▶ BRIEF
Copy the records below exactly, leaving out every picture.
======== RAW RECORDS
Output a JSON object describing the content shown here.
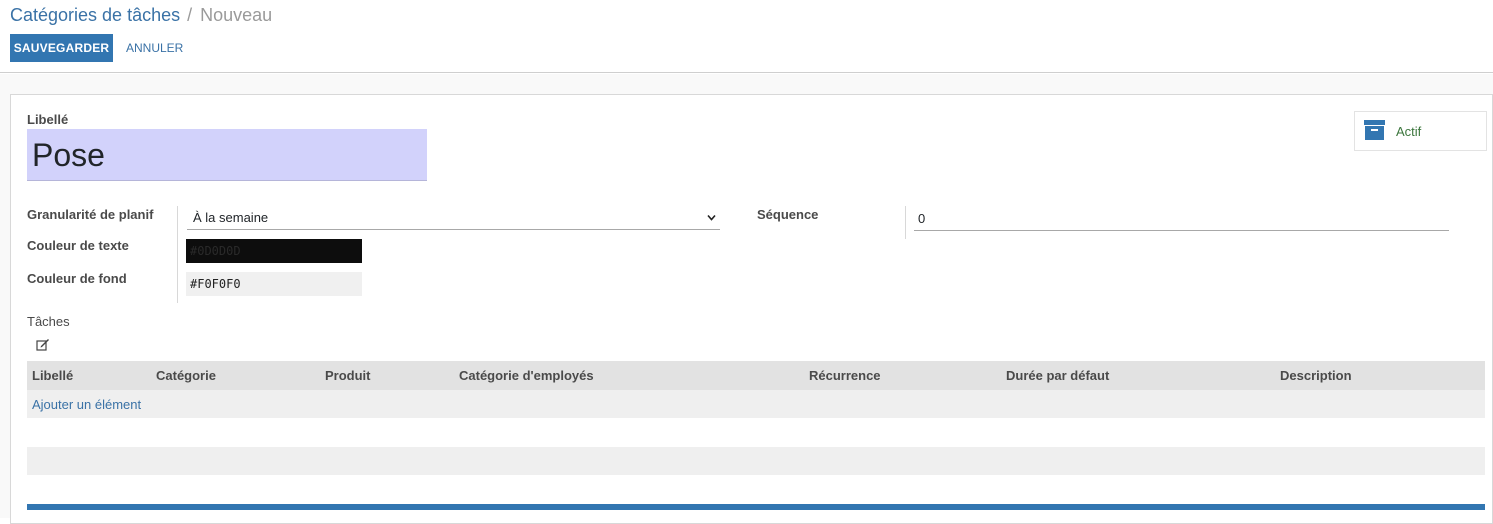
{
  "breadcrumb": {
    "parent": "Catégories de tâches",
    "separator": "/",
    "current": "Nouveau"
  },
  "toolbar": {
    "save_label": "SAUVEGARDER",
    "cancel_label": "ANNULER"
  },
  "form": {
    "name_label": "Libellé",
    "name_value": "Pose",
    "active_button": "Actif",
    "granularity_label": "Granularité de planif",
    "granularity_value": "À la semaine",
    "sequence_label": "Séquence",
    "sequence_value": "0",
    "text_color_label": "Couleur de texte",
    "text_color_value": "#0D0D0D",
    "bg_color_label": "Couleur de fond",
    "bg_color_value": "#F0F0F0"
  },
  "tasks": {
    "label": "Tâches",
    "columns": [
      "Libellé",
      "Catégorie",
      "Produit",
      "Catégorie d'employés",
      "Récurrence",
      "Durée par défaut",
      "Description"
    ],
    "add_item": "Ajouter un élément"
  },
  "colors": {
    "accent": "#3276b1",
    "link": "#3a72a6",
    "required_field": "#d2d2fb",
    "active_text": "#3c763d"
  },
  "icons": {
    "archive": "archive-icon",
    "edit": "edit-icon",
    "dropdown": "chevron-down-icon"
  }
}
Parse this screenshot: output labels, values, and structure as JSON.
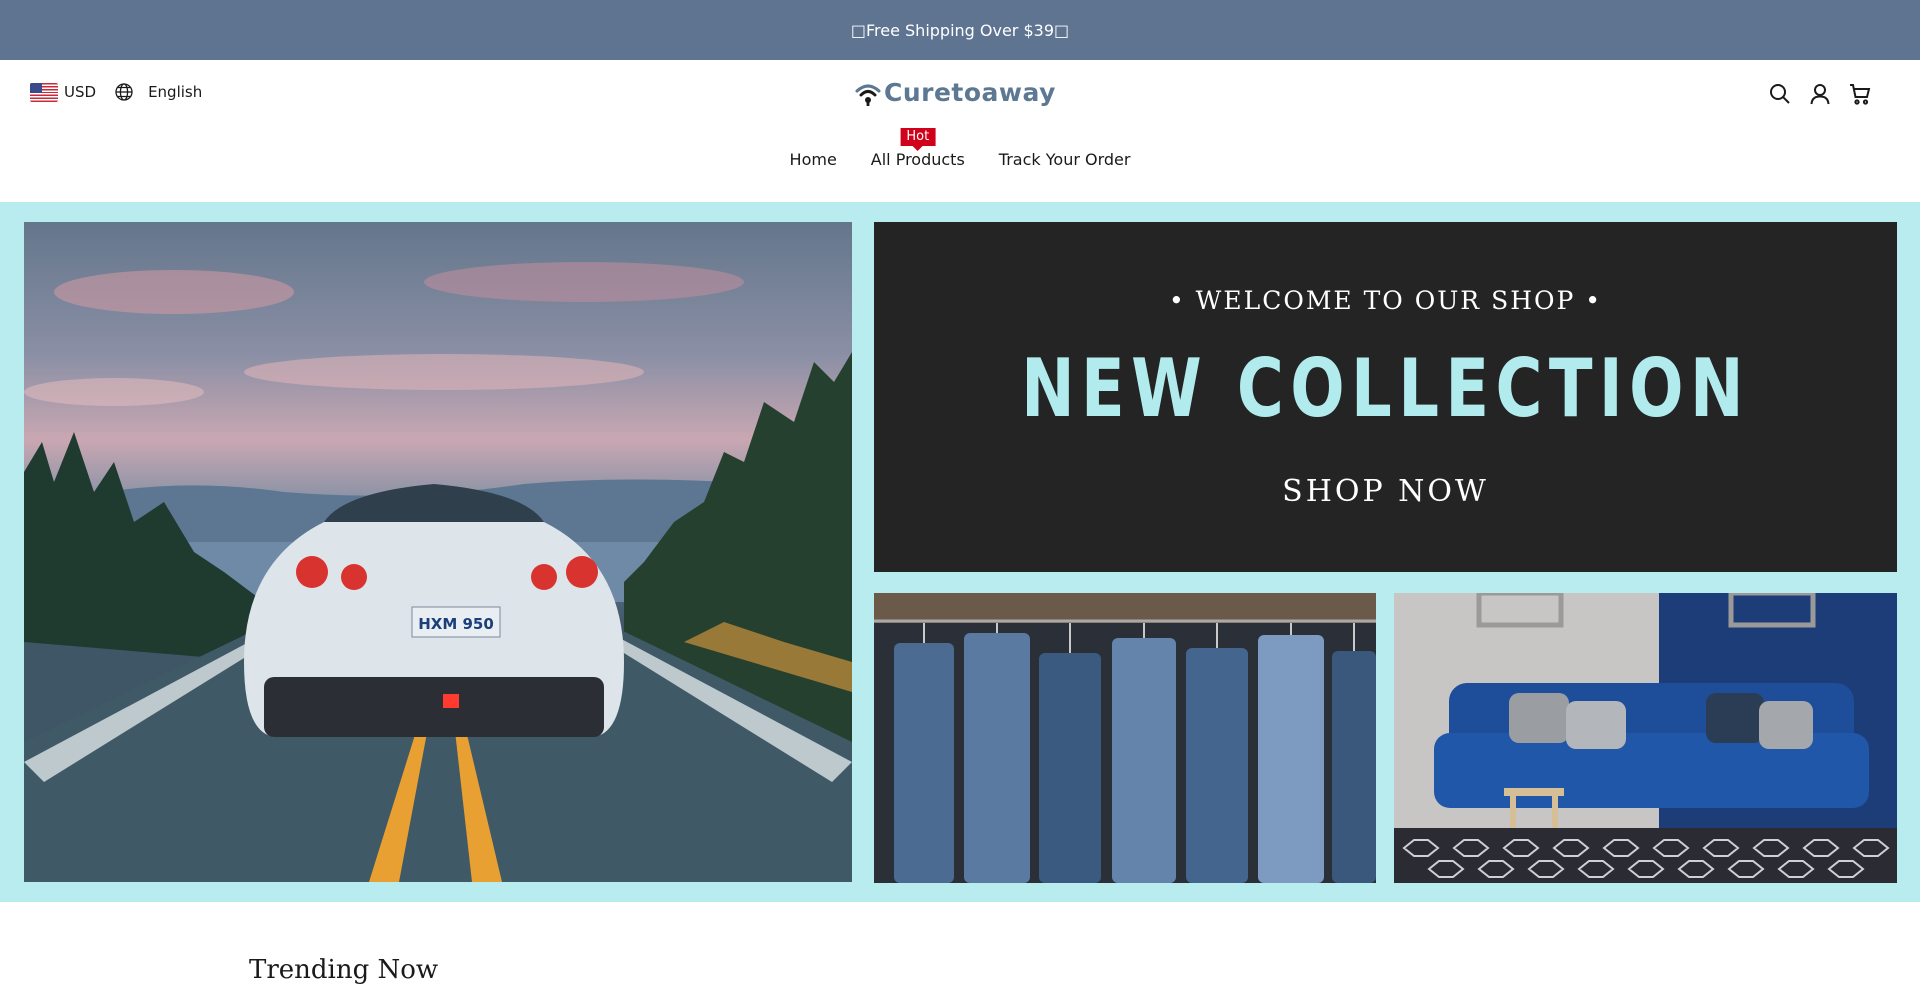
{
  "announcement": {
    "text": "□Free Shipping Over $39□"
  },
  "header": {
    "currency": "USD",
    "currency_flag_icon": "us-flag-icon",
    "language": "English",
    "language_icon": "globe-icon",
    "logo_text": "Curetoaway",
    "icons": [
      "search-icon",
      "account-icon",
      "cart-icon"
    ]
  },
  "nav": {
    "items": [
      {
        "label": "Home"
      },
      {
        "label": "All Products",
        "badge": "Hot"
      },
      {
        "label": "Track Your Order"
      }
    ]
  },
  "banner": {
    "collection": {
      "welcome": "• WELCOME TO OUR SHOP •",
      "headline": "NEW COLLECTION",
      "cta": "SHOP NOW"
    },
    "plate_text": "HXM 950",
    "colors": {
      "background": "#b8ecee",
      "collection_bg": "#232423",
      "headline": "#b2ebee"
    }
  },
  "sections": {
    "trending_title": "Trending Now"
  },
  "colors": {
    "announcement_bg": "#5e7491",
    "logo": "#5d7893",
    "hot_badge": "#d0021b"
  }
}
================
▶ THE RESULT
Output a JSON object describing the content shown here.
{
  "breadcrumb": {
    "parent": "Catégories de tâches",
    "separator": "/",
    "current": "Nouveau"
  },
  "toolbar": {
    "save_label": "SAUVEGARDER",
    "cancel_label": "ANNULER"
  },
  "form": {
    "name_label": "Libellé",
    "name_value": "Pose",
    "active_button": "Actif",
    "granularity_label": "Granularité de planif",
    "granularity_value": "À la semaine",
    "sequence_label": "Séquence",
    "sequence_value": "0",
    "text_color_label": "Couleur de texte",
    "text_color_value": "#0D0D0D",
    "bg_color_label": "Couleur de fond",
    "bg_color_value": "#F0F0F0"
  },
  "tasks": {
    "label": "Tâches",
    "columns": [
      "Libellé",
      "Catégorie",
      "Produit",
      "Catégorie d'employés",
      "Récurrence",
      "Durée par défaut",
      "Description"
    ],
    "add_item": "Ajouter un élément"
  },
  "colors": {
    "accent": "#3276b1",
    "link": "#3a72a6",
    "required_field": "#d2d2fb",
    "active_text": "#3c763d"
  },
  "icons": {
    "archive": "archive-icon",
    "edit": "edit-icon",
    "dropdown": "chevron-down-icon"
  }
}
Parse this screenshot: output labels, values, and structure as JSON.
{
  "announcement": {
    "text": "□Free Shipping Over $39□"
  },
  "header": {
    "currency": "USD",
    "currency_flag_icon": "us-flag-icon",
    "language": "English",
    "language_icon": "globe-icon",
    "logo_text": "Curetoaway",
    "icons": [
      "search-icon",
      "account-icon",
      "cart-icon"
    ]
  },
  "nav": {
    "items": [
      {
        "label": "Home"
      },
      {
        "label": "All Products",
        "badge": "Hot"
      },
      {
        "label": "Track Your Order"
      }
    ]
  },
  "banner": {
    "collection": {
      "welcome": "• WELCOME TO OUR SHOP •",
      "headline": "NEW COLLECTION",
      "cta": "SHOP NOW"
    },
    "plate_text": "HXM 950",
    "colors": {
      "background": "#b8ecee",
      "collection_bg": "#232423",
      "headline": "#b2ebee"
    }
  },
  "sections": {
    "trending_title": "Trending Now"
  },
  "colors": {
    "announcement_bg": "#5e7491",
    "logo": "#5d7893",
    "hot_badge": "#d0021b"
  }
}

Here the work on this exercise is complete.